• Task prompt
Which of the lines in the data mention the string "vaccine"? List them all.

• Stored data
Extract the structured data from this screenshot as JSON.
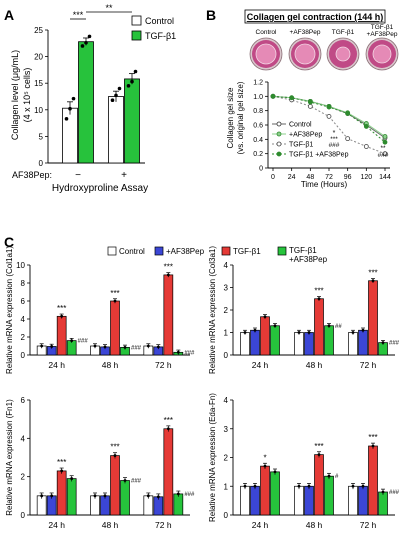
{
  "colors": {
    "control": "#ffffff",
    "af38pep": "#3b46d6",
    "tgfb1": "#e53a36",
    "tgfb1_af38pep": "#26c43c",
    "panelA_tgf": "#27c23c",
    "line_dark": "#2e8b2e",
    "line_light": "#8ed08e",
    "plate_bg": "#c04a86"
  },
  "chart_data": [
    {
      "panel": "A",
      "type": "bar",
      "ylabel_line1": "Collagen level (μg/mL)",
      "ylabel_line2": "(4 x 10⁵ cells)",
      "xlabel": "Hydroxyproline Assay",
      "x_row_label": "AF38Pep:",
      "x_groups": [
        "−",
        "+"
      ],
      "ylim": [
        0,
        25
      ],
      "yticks": [
        "0",
        "5",
        "10",
        "15",
        "20",
        "25"
      ],
      "legend": [
        "Control",
        "TGF-β1"
      ],
      "series": [
        {
          "name": "Control",
          "values": [
            10.3,
            12.5
          ],
          "errors": [
            1.2,
            1.0
          ],
          "points": [
            [
              8.3,
              10.2,
              12.1
            ],
            [
              11.8,
              12.7,
              14.0
            ]
          ]
        },
        {
          "name": "TGF-β1",
          "values": [
            22.8,
            15.8
          ],
          "errors": [
            0.7,
            1.0
          ],
          "points": [
            [
              22.0,
              22.6,
              23.8
            ],
            [
              14.5,
              15.3,
              17.2
            ]
          ]
        }
      ],
      "significance": [
        "***",
        "**"
      ]
    },
    {
      "panel": "B",
      "type": "line",
      "title": "Collagen gel contraction (144 h)",
      "plate_labels": [
        "Control",
        "+AF38Pep",
        "TGF-β1",
        "TGF-β1\n+AF38Pep"
      ],
      "ylabel_line1": "Collagen gel size",
      "ylabel_line2": "(vs. original gel size)",
      "xlabel": "Time (Hours)",
      "x": [
        0,
        24,
        48,
        72,
        96,
        120,
        144
      ],
      "ylim": [
        0,
        1.2
      ],
      "yticks": [
        "0",
        "0.2",
        "0.4",
        "0.6",
        "0.8",
        "1.0",
        "1.2"
      ],
      "series": [
        {
          "name": "Control",
          "y": [
            1.0,
            0.98,
            0.93,
            0.86,
            0.76,
            0.6,
            0.42
          ]
        },
        {
          "name": "+AF38Pep",
          "y": [
            1.0,
            0.98,
            0.93,
            0.86,
            0.77,
            0.62,
            0.44
          ]
        },
        {
          "name": "TGF-β1",
          "y": [
            1.0,
            0.95,
            0.86,
            0.72,
            0.41,
            0.3,
            0.2
          ]
        },
        {
          "name": "TGF-β1 +AF38Pep",
          "y": [
            1.0,
            0.98,
            0.92,
            0.85,
            0.76,
            0.58,
            0.36
          ]
        }
      ],
      "annotations": [
        "*",
        "***",
        "###",
        "**",
        "###"
      ]
    },
    {
      "panel": "C",
      "type": "bar",
      "legend": [
        "Control",
        "+AF38Pep",
        "TGF-β1",
        "TGF-β1\n+AF38Pep"
      ],
      "categories": [
        "24 h",
        "48 h",
        "72 h"
      ],
      "subplots": [
        {
          "ylabel": "Relative mRNA expression (Col1a1)",
          "ylim": [
            0,
            10
          ],
          "yticks": [
            "0",
            "2",
            "4",
            "6",
            "8",
            "10"
          ],
          "values": [
            [
              1.0,
              0.95,
              4.3,
              1.6
            ],
            [
              1.0,
              0.9,
              6.0,
              0.85
            ],
            [
              1.0,
              0.9,
              8.9,
              0.3
            ]
          ],
          "marks_top": [
            "***",
            "***",
            "***"
          ],
          "marks_green": [
            "###",
            "###",
            "###"
          ]
        },
        {
          "ylabel": "Relative mRNA expression (Col3a1)",
          "ylim": [
            0,
            4
          ],
          "yticks": [
            "0",
            "1",
            "2",
            "3",
            "4"
          ],
          "values": [
            [
              1.0,
              1.1,
              1.7,
              1.3
            ],
            [
              1.0,
              1.0,
              2.5,
              1.3
            ],
            [
              1.0,
              1.1,
              3.3,
              0.55
            ]
          ],
          "marks_top": [
            "",
            "***",
            "***"
          ],
          "marks_green": [
            "",
            "##",
            "###"
          ]
        },
        {
          "ylabel": "Relative mRNA expression (Fn1)",
          "ylim": [
            0,
            6
          ],
          "yticks": [
            "0",
            "2",
            "4",
            "6"
          ],
          "values": [
            [
              1.0,
              1.0,
              2.3,
              1.9
            ],
            [
              1.0,
              1.0,
              3.1,
              1.8
            ],
            [
              1.0,
              0.95,
              4.5,
              1.1
            ]
          ],
          "marks_top": [
            "***",
            "***",
            "***"
          ],
          "marks_green": [
            "",
            "###",
            "###"
          ]
        },
        {
          "ylabel": "Relative mRNA expression (Eda-Fn)",
          "ylim": [
            0,
            4
          ],
          "yticks": [
            "0",
            "1",
            "2",
            "3",
            "4"
          ],
          "values": [
            [
              1.0,
              1.0,
              1.7,
              1.5
            ],
            [
              1.0,
              1.0,
              2.1,
              1.35
            ],
            [
              1.0,
              1.0,
              2.4,
              0.8
            ]
          ],
          "marks_top": [
            "*",
            "***",
            "***"
          ],
          "marks_green": [
            "",
            "#",
            "###"
          ]
        }
      ]
    }
  ],
  "panel_letters": [
    "A",
    "B",
    "C"
  ]
}
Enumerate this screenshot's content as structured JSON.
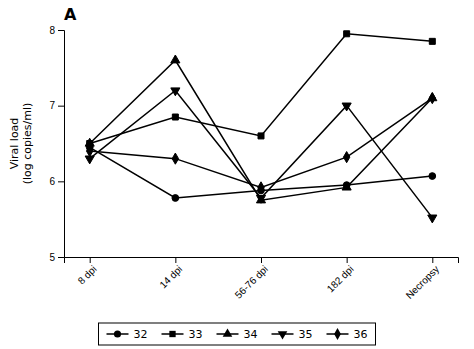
{
  "chart_data": {
    "type": "line",
    "title": "A",
    "ylabel": "Viral load\n(log copies/ml)",
    "categories": [
      "8 dpi",
      "14 dpi",
      "56-76 dpi",
      "182 dpi",
      "Necropsy"
    ],
    "series": [
      {
        "name": "32",
        "color": "#000000",
        "marker": "circle",
        "values": [
          6.45,
          5.78,
          5.88,
          5.95,
          6.07
        ]
      },
      {
        "name": "33",
        "color": "#000000",
        "marker": "square",
        "values": [
          6.5,
          6.85,
          6.6,
          7.95,
          7.85
        ]
      },
      {
        "name": "34",
        "color": "#000000",
        "marker": "triangle-up",
        "values": [
          6.5,
          7.6,
          5.75,
          5.92,
          7.1
        ]
      },
      {
        "name": "35",
        "color": "#000000",
        "marker": "triangle-down",
        "values": [
          6.3,
          7.2,
          5.78,
          7.0,
          5.52
        ]
      },
      {
        "name": "36",
        "color": "#000000",
        "marker": "diamond",
        "values": [
          6.4,
          6.3,
          5.92,
          6.32,
          7.1
        ]
      }
    ],
    "ylim": [
      5,
      8
    ],
    "yticks": [
      5,
      6,
      7,
      8
    ],
    "grid": false,
    "legend": "bottom"
  }
}
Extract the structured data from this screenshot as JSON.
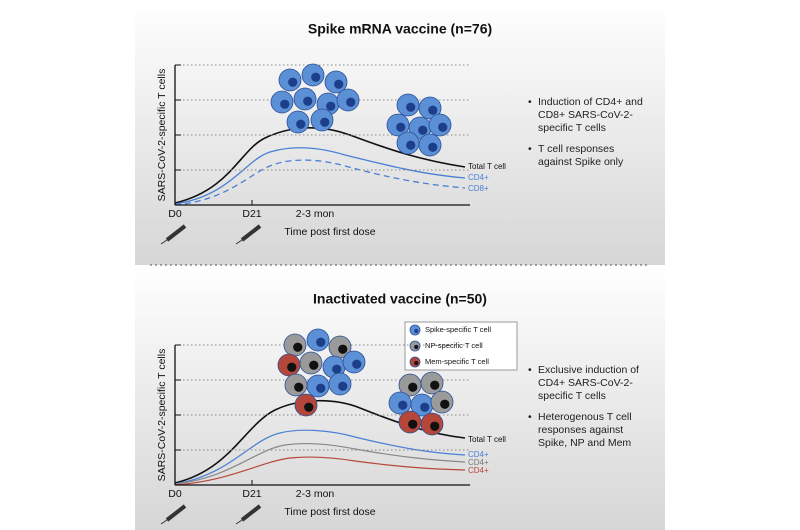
{
  "panels": [
    {
      "title": "Spike mRNA vaccine (n=76)",
      "y_axis_label": "SARS-CoV-2-specific T cells",
      "x_labels": [
        "D0",
        "D21",
        "2-3 mon"
      ],
      "x_axis_label": "Time post first dose",
      "curve_labels": [
        "Total T cell",
        "CD4+",
        "CD8+"
      ],
      "bullets": [
        "Induction of CD4+ and CD8+ SARS-CoV-2-specific T cells",
        "T cell responses against Spike only"
      ]
    },
    {
      "title": "Inactivated vaccine (n=50)",
      "y_axis_label": "SARS-CoV-2-specific T cells",
      "x_labels": [
        "D0",
        "D21",
        "2-3 mon"
      ],
      "x_axis_label": "Time post first dose",
      "curve_labels": [
        "Total T cell",
        "CD4+",
        "CD4+",
        "CD4+"
      ],
      "legend": [
        "Spike-specific T cell",
        "NP-specific T cell",
        "Mem-specific T cell"
      ],
      "bullets": [
        "Exclusive induction of CD4+ SARS-CoV-2-specific T cells",
        "Heterogenous T cell responses against Spike, NP and Mem"
      ]
    }
  ]
}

• Written answer
      "title": "Spike mRNA vaccine (n=76)",
      "title": "Inactivated vaccine (n=50)",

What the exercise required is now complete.